** Text section **
On the morning of 11 September 2001, terrorists targeted the World Trade Center in Manhattan, first crashing a hijacked commercial jetliner into the upper levels of One World Trade Center, one of its twin 110-story iconic skyscrapers. A few minutes later a second hijacked aircraft sliced through the middle levels of Two World Trade Center, the other tower. (A third airliner crashed into the Pentagon outside Washington, D.C., while a fourth crash landed in a field in Pennsylvania, its intended target undetermined.) The effects were predictably devastating: both buildings burned fiercely before totally collapsing in clouds of dust and rubble that darkened the sky above Manhattan. A third building in the complex, a forty-seven-story office block (Seven World Trade Center), damaged by flying debris, followed soon after.
In an earlier raid in February 1993 Arab terrorists exploded a 1,200-pound (550-kilogram) truck bomb in the Center’s parking garage, creating a 150-foot diameter (46-meter) crater. Six people died, and over 1,000 were injured. Floors were destroyed for three levels below the point of detonation, but because of the load-bearing exterior walls, the structural stability of the building was largely unaffected. Tenants returned to their offices by the end of March. The cost of repairs was $250 million. The World Trade Center occupied a 16-acre (6.5 hectare) site a few blocks from Wall Street at the southwestern tip of Manhattan Island, near the bank of the Hudson River. Designed by Minoru Yamasaki and Associates and supervised by Emery Roth and Sons, it was the core of an urban renewal scheme sponsored by the Port Authority of New York and New Jersey to attract international firms to downtown Manhattan.

** What this task involves **
List every place where a hijacked aircraft crashed on 11 September 2001, according to the World Trade Center text.

** Extracted entries **
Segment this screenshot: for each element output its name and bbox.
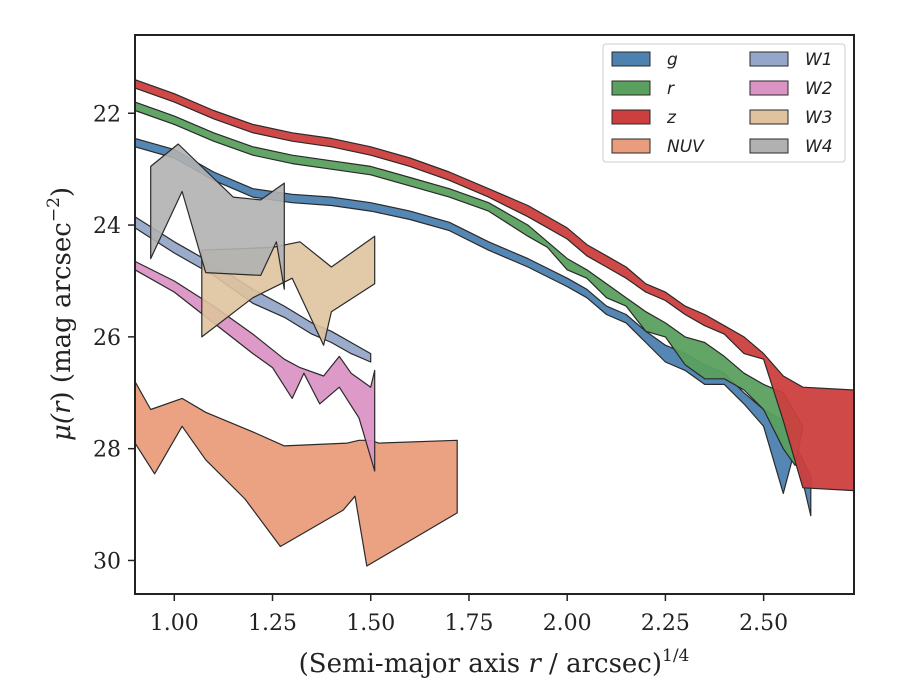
legend-swatch-r <box>611 80 651 96</box>
legend-label-r: r <box>667 79 675 99</box>
legend-label-w3: W3 <box>805 108 833 128</box>
legend-swatch-z <box>611 109 651 125</box>
legend-swatch-w4 <box>749 138 789 154</box>
legend-swatch-w1 <box>749 51 789 67</box>
legend-swatch-nuv <box>611 138 651 154</box>
x-tick-label: 2.00 <box>543 611 592 636</box>
legend-swatch-g <box>611 51 651 67</box>
y-tick-label: 22 <box>93 102 121 127</box>
legend-swatch-w3 <box>749 109 789 125</box>
x-axis-label: (Semi-major axis r / arcsec)1/4 <box>299 646 690 679</box>
x-tick-label: 1.25 <box>248 611 297 636</box>
band-w2 <box>134 260 376 472</box>
legend-frame <box>602 43 846 163</box>
legend-label-z: z <box>666 108 677 128</box>
x-tick-label: 2.25 <box>641 611 690 636</box>
y-axis-label: μ(r) (mag arcsec−2) <box>44 187 77 441</box>
legend-label-g: g <box>667 50 678 70</box>
band-nuv <box>134 381 458 567</box>
legend-label-w2: W2 <box>805 79 833 99</box>
x-tick-label: 1.75 <box>444 611 493 636</box>
band-r <box>134 101 804 466</box>
legend-label-w1: W1 <box>805 50 833 70</box>
x-tick-label: 1.50 <box>346 611 395 636</box>
x-axis-ticks: 1.00 1.25 1.50 1.75 2.00 2.25 2.50 <box>150 594 788 636</box>
x-tick-label: 2.50 <box>739 611 788 636</box>
y-tick-label: 30 <box>93 549 121 574</box>
y-tick-label: 24 <box>93 214 121 239</box>
legend: grz NUV W1 W2 W3 W4 <box>602 43 846 163</box>
legend-label-nuv: NUV <box>667 137 705 157</box>
y-axis-ticks: 22 24 26 28 30 <box>93 102 135 574</box>
y-tick-label: 28 <box>93 438 121 463</box>
legend-swatch-w2 <box>749 80 789 96</box>
band-series-layer <box>134 79 855 567</box>
band-w4 <box>150 143 285 290</box>
y-tick-label: 26 <box>93 326 121 351</box>
x-tick-label: 1.00 <box>150 611 199 636</box>
band-g <box>134 137 812 517</box>
plot-frame <box>134 34 855 595</box>
legend-label-w4: W4 <box>805 137 833 157</box>
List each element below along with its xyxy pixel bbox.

** Final result **
- One World Trade Center (upper levels)
- Two World Trade Center (middle levels)
- The Pentagon, outside Washington, D.C.
- A field in Pennsylvania